Task statement:
In the records that follow, locate every line with "Bayes" and extract it.

Information given:

· · · · · · ·

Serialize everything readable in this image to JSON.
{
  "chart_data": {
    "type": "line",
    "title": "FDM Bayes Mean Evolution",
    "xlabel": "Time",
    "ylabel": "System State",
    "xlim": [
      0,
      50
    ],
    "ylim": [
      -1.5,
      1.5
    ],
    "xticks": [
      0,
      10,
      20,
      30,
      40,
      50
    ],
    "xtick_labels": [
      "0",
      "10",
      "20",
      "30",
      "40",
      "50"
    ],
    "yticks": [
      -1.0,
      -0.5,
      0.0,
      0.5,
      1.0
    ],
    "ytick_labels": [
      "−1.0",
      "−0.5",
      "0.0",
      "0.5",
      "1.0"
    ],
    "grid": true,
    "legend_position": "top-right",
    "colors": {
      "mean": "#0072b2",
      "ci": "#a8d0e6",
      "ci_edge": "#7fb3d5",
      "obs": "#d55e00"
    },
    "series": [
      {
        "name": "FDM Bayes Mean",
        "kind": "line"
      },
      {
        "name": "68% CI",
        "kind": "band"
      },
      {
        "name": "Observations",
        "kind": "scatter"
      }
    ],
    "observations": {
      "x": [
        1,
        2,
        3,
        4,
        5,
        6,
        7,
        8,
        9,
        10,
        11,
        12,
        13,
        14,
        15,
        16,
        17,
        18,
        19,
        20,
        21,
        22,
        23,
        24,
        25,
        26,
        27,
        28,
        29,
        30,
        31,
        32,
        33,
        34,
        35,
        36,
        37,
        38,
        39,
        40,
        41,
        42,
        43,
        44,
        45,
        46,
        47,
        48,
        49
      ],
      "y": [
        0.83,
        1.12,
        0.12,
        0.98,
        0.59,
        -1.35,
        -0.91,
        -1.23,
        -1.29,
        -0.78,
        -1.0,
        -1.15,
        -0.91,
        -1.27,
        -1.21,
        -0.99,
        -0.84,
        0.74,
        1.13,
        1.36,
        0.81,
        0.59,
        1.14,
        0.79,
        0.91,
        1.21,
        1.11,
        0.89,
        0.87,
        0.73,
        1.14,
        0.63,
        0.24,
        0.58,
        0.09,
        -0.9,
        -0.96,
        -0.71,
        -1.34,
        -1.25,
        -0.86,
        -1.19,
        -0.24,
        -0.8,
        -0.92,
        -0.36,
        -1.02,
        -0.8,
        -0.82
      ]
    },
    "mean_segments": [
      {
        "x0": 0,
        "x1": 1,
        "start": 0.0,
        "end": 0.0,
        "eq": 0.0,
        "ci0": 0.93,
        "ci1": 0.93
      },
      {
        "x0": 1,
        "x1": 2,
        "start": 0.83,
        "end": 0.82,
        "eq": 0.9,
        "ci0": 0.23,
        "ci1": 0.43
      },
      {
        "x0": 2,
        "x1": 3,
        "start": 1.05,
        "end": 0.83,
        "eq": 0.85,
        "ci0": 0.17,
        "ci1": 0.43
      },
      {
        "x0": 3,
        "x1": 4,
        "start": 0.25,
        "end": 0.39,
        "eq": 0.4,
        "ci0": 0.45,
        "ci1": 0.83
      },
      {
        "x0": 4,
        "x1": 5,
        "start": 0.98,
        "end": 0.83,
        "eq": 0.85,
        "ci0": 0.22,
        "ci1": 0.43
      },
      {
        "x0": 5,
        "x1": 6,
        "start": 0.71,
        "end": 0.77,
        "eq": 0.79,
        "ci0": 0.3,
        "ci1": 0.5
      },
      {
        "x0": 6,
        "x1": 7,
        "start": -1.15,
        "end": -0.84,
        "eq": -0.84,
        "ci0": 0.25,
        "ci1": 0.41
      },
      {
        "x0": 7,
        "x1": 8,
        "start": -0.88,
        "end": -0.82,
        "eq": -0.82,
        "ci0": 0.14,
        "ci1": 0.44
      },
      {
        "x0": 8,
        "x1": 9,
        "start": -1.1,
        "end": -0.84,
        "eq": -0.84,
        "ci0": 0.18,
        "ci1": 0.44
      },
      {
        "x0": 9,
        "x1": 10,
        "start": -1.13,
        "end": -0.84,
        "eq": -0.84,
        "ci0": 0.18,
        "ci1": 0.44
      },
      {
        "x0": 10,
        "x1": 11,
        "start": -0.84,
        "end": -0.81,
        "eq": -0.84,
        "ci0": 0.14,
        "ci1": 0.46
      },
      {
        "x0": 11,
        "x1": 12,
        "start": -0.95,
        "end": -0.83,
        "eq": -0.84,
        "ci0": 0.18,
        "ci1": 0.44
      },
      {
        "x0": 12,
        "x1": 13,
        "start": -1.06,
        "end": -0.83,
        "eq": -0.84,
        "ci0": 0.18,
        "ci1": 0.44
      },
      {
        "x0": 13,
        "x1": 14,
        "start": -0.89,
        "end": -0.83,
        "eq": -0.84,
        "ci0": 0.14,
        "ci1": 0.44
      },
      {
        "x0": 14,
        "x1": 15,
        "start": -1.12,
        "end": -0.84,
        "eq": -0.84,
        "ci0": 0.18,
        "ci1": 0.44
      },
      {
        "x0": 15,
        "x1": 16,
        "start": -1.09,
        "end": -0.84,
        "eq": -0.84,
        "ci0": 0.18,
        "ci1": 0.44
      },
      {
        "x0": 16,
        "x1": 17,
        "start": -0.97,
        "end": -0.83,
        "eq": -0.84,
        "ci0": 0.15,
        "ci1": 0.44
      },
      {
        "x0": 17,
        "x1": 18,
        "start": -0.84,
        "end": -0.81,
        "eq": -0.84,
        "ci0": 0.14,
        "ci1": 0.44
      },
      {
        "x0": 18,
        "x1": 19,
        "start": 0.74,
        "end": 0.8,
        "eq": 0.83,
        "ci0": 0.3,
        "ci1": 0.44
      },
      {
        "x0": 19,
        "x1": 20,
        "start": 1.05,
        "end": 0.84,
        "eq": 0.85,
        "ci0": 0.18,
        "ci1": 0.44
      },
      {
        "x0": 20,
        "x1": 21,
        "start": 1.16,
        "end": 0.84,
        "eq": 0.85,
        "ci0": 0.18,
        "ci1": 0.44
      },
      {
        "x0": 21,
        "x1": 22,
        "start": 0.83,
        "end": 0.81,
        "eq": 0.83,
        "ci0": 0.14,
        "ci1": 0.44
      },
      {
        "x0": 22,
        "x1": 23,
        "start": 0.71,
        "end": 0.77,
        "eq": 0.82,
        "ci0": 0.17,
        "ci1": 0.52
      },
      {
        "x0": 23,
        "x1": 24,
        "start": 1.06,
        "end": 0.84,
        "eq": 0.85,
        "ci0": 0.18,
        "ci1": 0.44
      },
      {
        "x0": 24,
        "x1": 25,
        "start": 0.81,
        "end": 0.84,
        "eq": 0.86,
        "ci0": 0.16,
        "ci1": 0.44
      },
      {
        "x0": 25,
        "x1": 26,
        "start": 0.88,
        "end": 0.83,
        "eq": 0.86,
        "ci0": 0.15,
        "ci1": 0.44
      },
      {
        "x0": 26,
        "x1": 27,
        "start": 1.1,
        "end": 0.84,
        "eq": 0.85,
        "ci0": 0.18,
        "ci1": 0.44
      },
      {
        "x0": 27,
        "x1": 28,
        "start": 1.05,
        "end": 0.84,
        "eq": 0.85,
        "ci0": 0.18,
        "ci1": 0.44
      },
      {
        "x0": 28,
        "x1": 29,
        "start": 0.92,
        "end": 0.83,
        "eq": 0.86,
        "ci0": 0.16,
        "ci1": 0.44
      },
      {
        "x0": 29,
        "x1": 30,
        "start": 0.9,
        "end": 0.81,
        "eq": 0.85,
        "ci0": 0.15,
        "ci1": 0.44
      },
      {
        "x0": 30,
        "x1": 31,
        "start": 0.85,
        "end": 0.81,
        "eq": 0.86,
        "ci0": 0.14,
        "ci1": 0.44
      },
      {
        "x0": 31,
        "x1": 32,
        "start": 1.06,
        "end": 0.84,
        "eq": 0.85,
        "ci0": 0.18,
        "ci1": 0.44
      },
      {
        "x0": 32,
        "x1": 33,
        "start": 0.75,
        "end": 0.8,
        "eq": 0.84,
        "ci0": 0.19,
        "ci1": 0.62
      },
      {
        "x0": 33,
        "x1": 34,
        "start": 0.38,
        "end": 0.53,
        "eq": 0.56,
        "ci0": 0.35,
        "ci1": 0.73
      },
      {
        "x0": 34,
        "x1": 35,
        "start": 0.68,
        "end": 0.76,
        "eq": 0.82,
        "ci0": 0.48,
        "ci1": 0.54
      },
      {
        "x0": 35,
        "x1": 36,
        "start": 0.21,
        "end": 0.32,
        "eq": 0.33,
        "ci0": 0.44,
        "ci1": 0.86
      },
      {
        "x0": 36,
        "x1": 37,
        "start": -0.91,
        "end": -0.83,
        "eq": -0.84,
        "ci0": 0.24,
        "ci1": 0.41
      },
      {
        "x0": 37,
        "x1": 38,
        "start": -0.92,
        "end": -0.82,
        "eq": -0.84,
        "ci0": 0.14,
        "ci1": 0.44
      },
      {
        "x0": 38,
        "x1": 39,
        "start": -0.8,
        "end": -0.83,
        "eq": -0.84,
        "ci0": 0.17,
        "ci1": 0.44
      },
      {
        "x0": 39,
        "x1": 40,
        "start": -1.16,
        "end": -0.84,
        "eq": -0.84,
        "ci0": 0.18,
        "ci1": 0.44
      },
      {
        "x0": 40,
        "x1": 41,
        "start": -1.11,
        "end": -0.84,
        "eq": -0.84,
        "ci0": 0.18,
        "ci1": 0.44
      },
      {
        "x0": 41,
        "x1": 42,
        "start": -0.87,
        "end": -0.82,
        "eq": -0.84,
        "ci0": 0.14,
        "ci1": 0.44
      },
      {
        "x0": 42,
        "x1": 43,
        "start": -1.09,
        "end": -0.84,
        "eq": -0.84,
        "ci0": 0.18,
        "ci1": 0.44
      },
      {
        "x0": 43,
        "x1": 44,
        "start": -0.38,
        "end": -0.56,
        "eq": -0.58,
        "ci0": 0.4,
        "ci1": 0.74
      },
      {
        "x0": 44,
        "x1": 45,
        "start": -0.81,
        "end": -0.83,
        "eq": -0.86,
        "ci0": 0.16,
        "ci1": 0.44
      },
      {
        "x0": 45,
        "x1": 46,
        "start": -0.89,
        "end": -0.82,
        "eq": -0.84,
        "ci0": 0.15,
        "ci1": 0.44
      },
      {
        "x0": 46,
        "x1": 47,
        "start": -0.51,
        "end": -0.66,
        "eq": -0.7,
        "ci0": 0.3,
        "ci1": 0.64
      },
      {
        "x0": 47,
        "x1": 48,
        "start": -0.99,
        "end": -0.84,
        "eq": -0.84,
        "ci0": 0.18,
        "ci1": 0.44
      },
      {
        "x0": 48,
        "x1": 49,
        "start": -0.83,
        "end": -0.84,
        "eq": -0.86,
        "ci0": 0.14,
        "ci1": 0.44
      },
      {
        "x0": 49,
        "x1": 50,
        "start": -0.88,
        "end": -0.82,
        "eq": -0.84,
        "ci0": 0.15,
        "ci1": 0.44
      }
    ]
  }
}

· · · · · · ·

Full solution:
    "title": "FDM Bayes Mean Evolution",
        "name": "FDM Bayes Mean",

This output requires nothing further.